▶ [SOURCE PASSAGE]:
When an object such as tuning fork is vibrating, we hear the sound because ‘sound waves’ are transmitted to our ear through the medium of air molecules. When the tuning fork is vibrating, the air surrounding the fork is also vibrating, meaning each air molecule surrounding the fork moves relatively little around a rest position. This vibrating movement of air molecules is due to the interplay of elasticity and inertia of air molecules. The pressure wave (the alternation of compression and rarefaction of air pressure) is transmitted away from the source as time proceeds (tuning fork, energy, displacement, rest position, cycle, sine waves).
Properties of sound waves
The amplitude is the peak deviation of a pressure fluctuation from normal, atmospheric pressure
The frequency is the rate at which the air molecules are vibrating. It is the number of cycles in a unit of time (second). So, often it has been called ‘cps’ (cycles per second). 100cps = 100Hz (Hertz)
A sound wave which has only one frequency is called a pure tone, e.g. sine waves. Most sound waves around us are often composed of more than one frequency. This type of sound is called a complex tone and has a complex waveform (they move in a complex manner).
a. periodic: pattern of vibration, however complex, repeats itself (e.g. vowels)
b. aperiodic (noise): vibration is random and has no repeatable pattern (e.g. fricative)
Among many frequencies composing the periodic complex waveform, the lowest frequency or the basic frequency is called a fundamental frequency (Fo). A speaker’s fundamental frequency, which varies constantly during speech, determines the perceived pitch of his/her voice. Pitch variation is produced primarily by stretching the length of the vocal folds (function: intonation, tonal distinctions on vowels).
In addition to the fundamental frequency, additional frequencies forming the periodic complex tone are whole-number multiples of Fo and are called harmonics (1-5). E.g. if Fo is 100Hz, the 2nd harmonic is 200Hz, the 3rd harmonic is 300Hz, etc. Thus, if we know the value of the nthharmonic, we can tell the value of Fo by dividing the nth harmonic value by n.

▶ [EXERCISE TASK 1]: Translate this sentence from the passage on sound waves into Spanish: "The frequency is the rate at which the air molecules are vibrating."
▶ [EXERCISE TASK 2]: In the records, set out the stretch from the line containing "140, 36, 174]" through the line containing "37, 135, 71]" as a numbered list, and give only those lines.

▶ [STORED RECORDS]:
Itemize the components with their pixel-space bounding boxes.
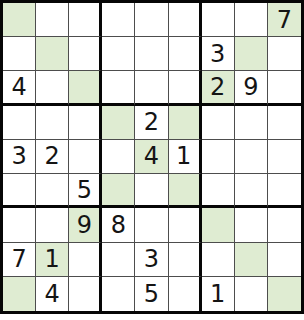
cell-r5c1[interactable]: 3	[3, 140, 36, 174]
given-digit: 3	[210, 42, 225, 66]
cell-r3c5[interactable]	[135, 71, 168, 105]
cell-r6c6[interactable]	[169, 174, 202, 208]
cell-r1c4[interactable]	[102, 3, 135, 37]
cell-r9c3[interactable]	[69, 277, 102, 311]
cell-r9c2[interactable]: 4	[36, 277, 69, 311]
cell-r9c1[interactable]	[3, 277, 36, 311]
cell-r3c8[interactable]: 9	[235, 71, 268, 105]
cell-r5c5[interactable]: 4	[135, 140, 168, 174]
cell-r1c1[interactable]	[3, 3, 36, 37]
cell-r8c3[interactable]	[69, 243, 102, 277]
cell-r3c9[interactable]	[268, 71, 301, 105]
cell-r2c4[interactable]	[102, 37, 135, 71]
cell-r9c6[interactable]	[169, 277, 202, 311]
cell-r4c2[interactable]	[36, 106, 69, 140]
cell-r9c5[interactable]: 5	[135, 277, 168, 311]
cell-r3c7[interactable]: 2	[202, 71, 235, 105]
given-digit: 2	[210, 75, 225, 99]
cell-r6c9[interactable]	[268, 174, 301, 208]
cell-r5c9[interactable]	[268, 140, 301, 174]
cell-r8c8[interactable]	[235, 243, 268, 277]
cell-r2c2[interactable]	[36, 37, 69, 71]
cell-r7c8[interactable]	[235, 208, 268, 242]
cell-r3c4[interactable]	[102, 71, 135, 105]
cell-r7c6[interactable]	[169, 208, 202, 242]
given-digit: 4	[144, 144, 159, 168]
cell-r6c8[interactable]	[235, 174, 268, 208]
cell-r7c2[interactable]	[36, 208, 69, 242]
cell-r2c9[interactable]	[268, 37, 301, 71]
cell-r8c9[interactable]	[268, 243, 301, 277]
cell-r3c6[interactable]	[169, 71, 202, 105]
cell-r4c5[interactable]: 2	[135, 106, 168, 140]
cell-r2c1[interactable]	[3, 37, 36, 71]
cell-r4c8[interactable]	[235, 106, 268, 140]
cell-r8c2[interactable]: 1	[36, 243, 69, 277]
cell-r2c6[interactable]	[169, 37, 202, 71]
given-digit: 8	[111, 213, 126, 237]
cell-r6c3[interactable]: 5	[69, 174, 102, 208]
given-digit: 1	[210, 282, 225, 306]
cell-r6c7[interactable]	[202, 174, 235, 208]
cell-r3c3[interactable]	[69, 71, 102, 105]
cell-r9c9[interactable]	[268, 277, 301, 311]
cell-r9c8[interactable]	[235, 277, 268, 311]
cell-r2c5[interactable]	[135, 37, 168, 71]
given-digit: 7	[277, 8, 292, 32]
cell-r5c4[interactable]	[102, 140, 135, 174]
cell-r3c2[interactable]	[36, 71, 69, 105]
given-digit: 3	[144, 247, 159, 271]
cell-r1c3[interactable]	[69, 3, 102, 37]
cell-r8c7[interactable]	[202, 243, 235, 277]
given-digit: 1	[176, 144, 191, 168]
given-digit: 4	[11, 75, 26, 99]
cell-r6c5[interactable]	[135, 174, 168, 208]
cell-r5c2[interactable]: 2	[36, 140, 69, 174]
given-digit: 7	[11, 247, 26, 271]
cell-r3c1[interactable]: 4	[3, 71, 36, 105]
given-digit: 9	[77, 213, 92, 237]
cell-r2c3[interactable]	[69, 37, 102, 71]
sudoku-puzzle: 7342923241598713451	[0, 0, 304, 320]
cell-r1c5[interactable]	[135, 3, 168, 37]
cell-r4c7[interactable]	[202, 106, 235, 140]
cell-r7c3[interactable]: 9	[69, 208, 102, 242]
cell-r1c2[interactable]	[36, 3, 69, 37]
cell-r8c4[interactable]	[102, 243, 135, 277]
cell-r4c6[interactable]	[169, 106, 202, 140]
cell-r7c5[interactable]	[135, 208, 168, 242]
cell-r4c9[interactable]	[268, 106, 301, 140]
cell-r1c9[interactable]: 7	[268, 3, 301, 37]
cell-r4c1[interactable]	[3, 106, 36, 140]
cell-r8c5[interactable]: 3	[135, 243, 168, 277]
given-digit: 1	[45, 247, 60, 271]
given-digit: 4	[45, 282, 60, 306]
cell-r6c2[interactable]	[36, 174, 69, 208]
cell-r2c8[interactable]	[235, 37, 268, 71]
cell-r5c8[interactable]	[235, 140, 268, 174]
cell-r6c1[interactable]	[3, 174, 36, 208]
cell-r1c8[interactable]	[235, 3, 268, 37]
cell-r7c1[interactable]	[3, 208, 36, 242]
cell-r5c3[interactable]	[69, 140, 102, 174]
cell-r9c7[interactable]: 1	[202, 277, 235, 311]
cell-r1c6[interactable]	[169, 3, 202, 37]
given-digit: 3	[11, 144, 26, 168]
given-digit: 2	[45, 144, 60, 168]
cell-r4c4[interactable]	[102, 106, 135, 140]
cell-r2c7[interactable]: 3	[202, 37, 235, 71]
cell-r9c4[interactable]	[102, 277, 135, 311]
cell-r8c1[interactable]: 7	[3, 243, 36, 277]
cell-r6c4[interactable]	[102, 174, 135, 208]
cell-r8c6[interactable]	[169, 243, 202, 277]
cell-r5c7[interactable]	[202, 140, 235, 174]
sudoku-board: 7342923241598713451	[0, 0, 304, 314]
given-digit: 9	[243, 75, 258, 99]
given-digit: 5	[144, 282, 159, 306]
cell-r4c3[interactable]	[69, 106, 102, 140]
cell-r5c6[interactable]: 1	[169, 140, 202, 174]
cell-r7c9[interactable]	[268, 208, 301, 242]
given-digit: 5	[77, 178, 92, 202]
cell-r1c7[interactable]	[202, 3, 235, 37]
cell-r7c7[interactable]	[202, 208, 235, 242]
cell-r7c4[interactable]: 8	[102, 208, 135, 242]
given-digit: 2	[144, 110, 159, 134]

▶ [EXERCISE OUTPUT 1]: La frecuencia es la velocidad a la que vibran las moléculas de aire.

▶ [EXERCISE OUTPUT 2]:
1. cell-r5c1[interactable]: 3	[3, 140, 36, 174]
2. given-digit: 3	[210, 42, 225, 66]
3. cell-r3c5[interactable]	[135, 71, 168, 105]
4. cell-r6c6[interactable]	[169, 174, 202, 208]
5. cell-r1c4[interactable]	[102, 3, 135, 37]
6. cell-r9c3[interactable]	[69, 277, 102, 311]
7. cell-r9c2[interactable]: 4	[36, 277, 69, 311]
8. cell-r9c1[interactable]	[3, 277, 36, 311]
9. cell-r3c8[interactable]: 9	[235, 71, 268, 105]
10. cell-r5c5[interactable]: 4	[135, 140, 168, 174]
11. cell-r1c1[interactable]	[3, 3, 36, 37]
12. cell-r8c3[interactable]	[69, 243, 102, 277]
13. cell-r3c9[interactable]	[268, 71, 301, 105]
14. cell-r2c4[interactable]	[102, 37, 135, 71]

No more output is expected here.